Given task 1: In the thread on dropped Cassandra messages, what write rate was the throttling set to on each node?
Given task 2: Write the next part of the thread on dropped Cassandra messages, picking up after its final line.

Document passage:
——

Re: Dropped Mutation and Read messages.

2017-05-11 Thread varun saluja
Hi Oskar,

Thanks for response.

 Yes, could see lot of threads for compaction. Actually we are loading
around 400GB data  per node on 3 node cassandra cluster.
Throttling was set to write around 7k TPS per node. Job ran fine for 2 days
and then, we start getting Mutation drops  , longer GC and very high load
on system.

System log reports:
Enqueuing flush of compactions_in_progress: 1156 (0%) on-heap, 1132 (0%)
off-heap

 The job was stopped 12 hours back. But, still these failures can be seen.
Can you Please let me know how shall i proceed further. If possible, Please
suggest some parameters for high write intensive jobs.


Regards,
Varun Saluja


On 11 May 2017 at 23:01, Oskar Kjellin  wrote:

> Do you have a lot of compactions going on? It sounds like you might've
> built up a huge backlog. Is your throttling configured properly?
>
> > On 11 May 2017, at 18:50, varun saluja  wrote:
> >
> > Hi Experts,
> >
> > Seeking your help on a production issue.  We were running high write
> intensive job on our 3 node cassandra cluster V 2.1.7.
> >
> > TPS on nodes were high. Job ran for more than 2 days and thereafter,
> loadavg on 1 of the node increased to very high number like loadavg : 29.
> >
> > System log reports:
> >
> > INFO  [ScheduledTasks:1] 2017-05-11 22:11:04,466
> MessagingService.java:888 - 839 MUTATION messages dropped in last 5000ms
> > INFO  [ScheduledTasks:1] 2017-05-11 22:11:04,466
> MessagingService.java:888 - 2 READ messages dropped in last 5000ms
> > INFO  [ScheduledTasks:1] 2017-05-11 22:11:04,466
> MessagingService.java:888 - 1 REQUEST_RESPONSE messages dropped in last
> 5000ms
> >
> > The job was stopped due to heavy load. But sill after 12 hours , we can
> see mutation drops messages and sudden increase on avgload
> >
> > Are these hintedhandoff mutations? Can we stop these.

——

Dataset rows:
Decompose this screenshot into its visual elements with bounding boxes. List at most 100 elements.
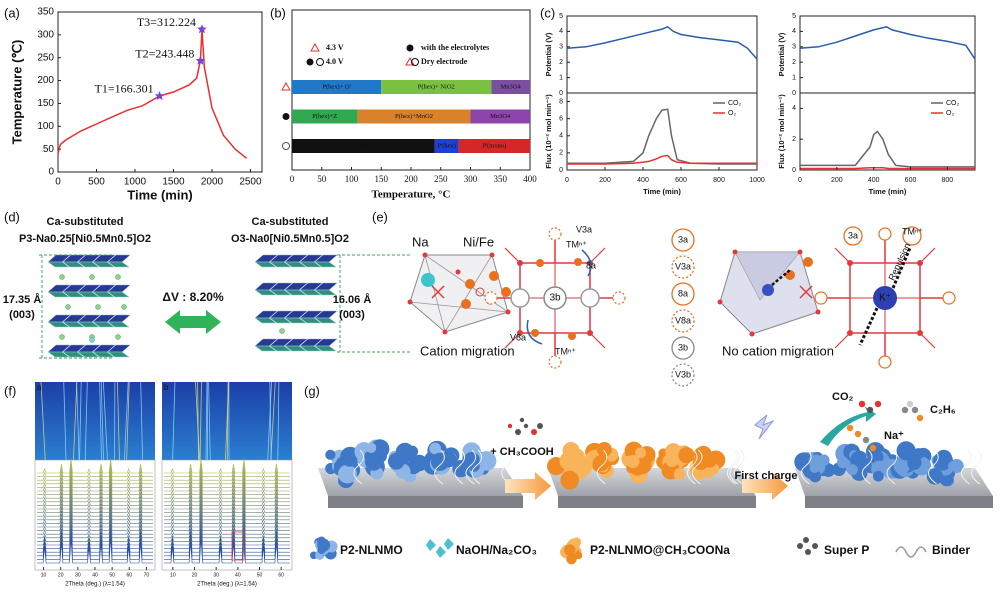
segment-label: Mn3O4 <box>490 113 511 120</box>
na-ion <box>65 304 71 310</box>
diffraction-pattern <box>164 523 290 539</box>
x-axis-label: Time (min) <box>869 187 907 196</box>
annotation-marker <box>195 55 206 65</box>
particle-grain <box>846 464 858 476</box>
binder-strand <box>691 449 703 485</box>
anion <box>489 252 495 258</box>
site-label: 8a <box>586 260 596 270</box>
x-tick-label: 50 <box>109 572 115 578</box>
site-label: 3b <box>549 293 561 304</box>
anion <box>717 299 723 305</box>
octahedra-bottom <box>254 261 277 268</box>
diffraction-pattern <box>37 458 153 474</box>
data-line <box>800 166 975 170</box>
data-line <box>57 29 248 159</box>
y-axis-label: Flux (10⁻² mol min⁻¹) <box>544 94 553 169</box>
anion <box>815 309 821 315</box>
caption: Cation migration <box>420 343 515 358</box>
diffraction-pattern <box>164 484 290 499</box>
heatmap-streak <box>73 381 78 461</box>
panel-label: (a) <box>4 5 20 20</box>
range-segment <box>292 80 382 94</box>
binder-strand <box>960 449 972 485</box>
heatmap-streak <box>270 381 276 461</box>
na-ion <box>121 304 127 310</box>
site-3a <box>843 226 863 246</box>
structure-title: P3-Na0.25[Ni0.5Mn0.5]O2 <box>19 233 151 245</box>
panel-label: (b) <box>270 5 286 20</box>
legend-label: Binder <box>932 543 970 557</box>
y-tick-label: 350 <box>37 7 54 18</box>
lattice-node <box>517 260 523 266</box>
octahedra-bottom <box>314 317 337 324</box>
particle-grain <box>635 447 647 459</box>
heatmap-streak <box>140 381 143 461</box>
gas-atom <box>862 436 870 444</box>
x-tick-label: 300 <box>464 174 478 184</box>
y-axis-label: Potential (V) <box>544 32 553 76</box>
diffraction-pattern <box>164 473 290 488</box>
x-tick-label: 0 <box>798 177 802 184</box>
y-tick-label: 1 <box>559 74 563 81</box>
octahedra-bottom <box>62 261 85 268</box>
binder-strand <box>729 449 740 485</box>
diffraction-pattern <box>164 530 290 546</box>
particle-grain <box>673 468 686 480</box>
tm-ion <box>568 332 576 340</box>
carbon-icon <box>805 549 811 555</box>
octahedra-bottom <box>77 351 100 358</box>
segment-label: P(hex)+ NiO2 <box>418 83 455 90</box>
site-legend <box>671 282 695 306</box>
heatmap-streak <box>99 381 102 461</box>
x-tick-label: 60 <box>127 572 133 578</box>
na-ion <box>115 274 121 280</box>
range-segment <box>381 80 492 94</box>
lattice-bond <box>834 247 851 264</box>
octahedra-bottom <box>299 261 322 268</box>
y-tick-label: 0 <box>559 90 563 97</box>
anion <box>407 299 413 305</box>
range-segment <box>357 109 471 124</box>
gas-atom <box>858 400 866 408</box>
legend-marker <box>281 81 291 91</box>
polyhedron-edge <box>409 301 509 313</box>
ion-label: Ni/Fe <box>463 234 494 249</box>
diffraction-pattern <box>37 480 153 495</box>
x-tick-label: 70 <box>144 572 150 578</box>
site-legend-label: 3b <box>678 342 688 352</box>
octahedra-bottom <box>47 351 70 358</box>
particle-grain <box>703 453 717 468</box>
octahedra-bottom <box>254 289 277 296</box>
range-segment <box>292 109 358 124</box>
lattice-site <box>612 291 626 305</box>
annotation-marker <box>197 24 207 34</box>
lattice-site <box>942 291 956 305</box>
ion-label: TMⁿ⁺ <box>902 226 923 236</box>
lattice-bond <box>504 247 521 264</box>
diffraction-pattern <box>37 512 153 528</box>
diffraction-pattern <box>164 520 290 535</box>
particle-grain <box>325 449 336 460</box>
x-tick-label: 250 <box>434 174 448 184</box>
site-legend-label: 8a <box>678 288 688 298</box>
repulsion-arrow <box>891 247 912 289</box>
legend-marker <box>282 113 290 120</box>
pattern-area <box>161 459 293 571</box>
heatmap-streak <box>199 381 202 461</box>
octahedra-bottom <box>284 289 307 296</box>
x-tick-label: 400 <box>637 177 649 184</box>
gas-atom <box>854 430 862 438</box>
x-tick-label: 50 <box>257 572 263 578</box>
site-3b <box>580 288 600 308</box>
diffraction-pattern <box>37 523 153 539</box>
legend-label: CO₂ <box>946 100 960 107</box>
na-ion <box>115 334 121 340</box>
y-tick-label: 100 <box>37 121 54 132</box>
legend-label: P2-NLNMO@CH₃COONa <box>590 543 730 557</box>
y-tick-label: 150 <box>37 98 54 109</box>
plot-frame <box>566 92 758 171</box>
diffraction-pattern <box>164 505 290 521</box>
site-3b <box>510 288 530 308</box>
octahedra-bottom <box>254 345 277 352</box>
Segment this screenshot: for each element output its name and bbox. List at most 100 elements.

——

Exercise response 1: Around 7k TPS per node.

Exercise response 2:
> > Strangely this behaviour is seen only on 2 nodes. Node 1 does not show
> any load or any such activity.
> >
> > Due to heavy load and GC , there are intermittent gossip failures among
> node. Can you someone Please help.
> >
> > PS: Load job was stopped on cluster. Everything ran fine for few hours
> and and Later issue started again like mutation messages drops.
> >
> > Thanks and Regards,
> > Varun Saluja
> >
> > -
> > To unsubscribe, e-mail: dev-unsubscr...@cassandra.apache.org
> > For additional commands, e-mail: dev-h...@cassandra.apache.org
> >
>


Re: Dropped Mutation and Read messages.

2017-05-11 Thread Michael Kjellman
This discussion should be on the C* user mailing list. Thanks!

best,
kjellman

> On May 11, 2017, at 10:53 AM, Oskar Kjellin  wrote:
> 
> That seems way too low. Depending on what type of disk you have it should be 
> closer to 1-200MB.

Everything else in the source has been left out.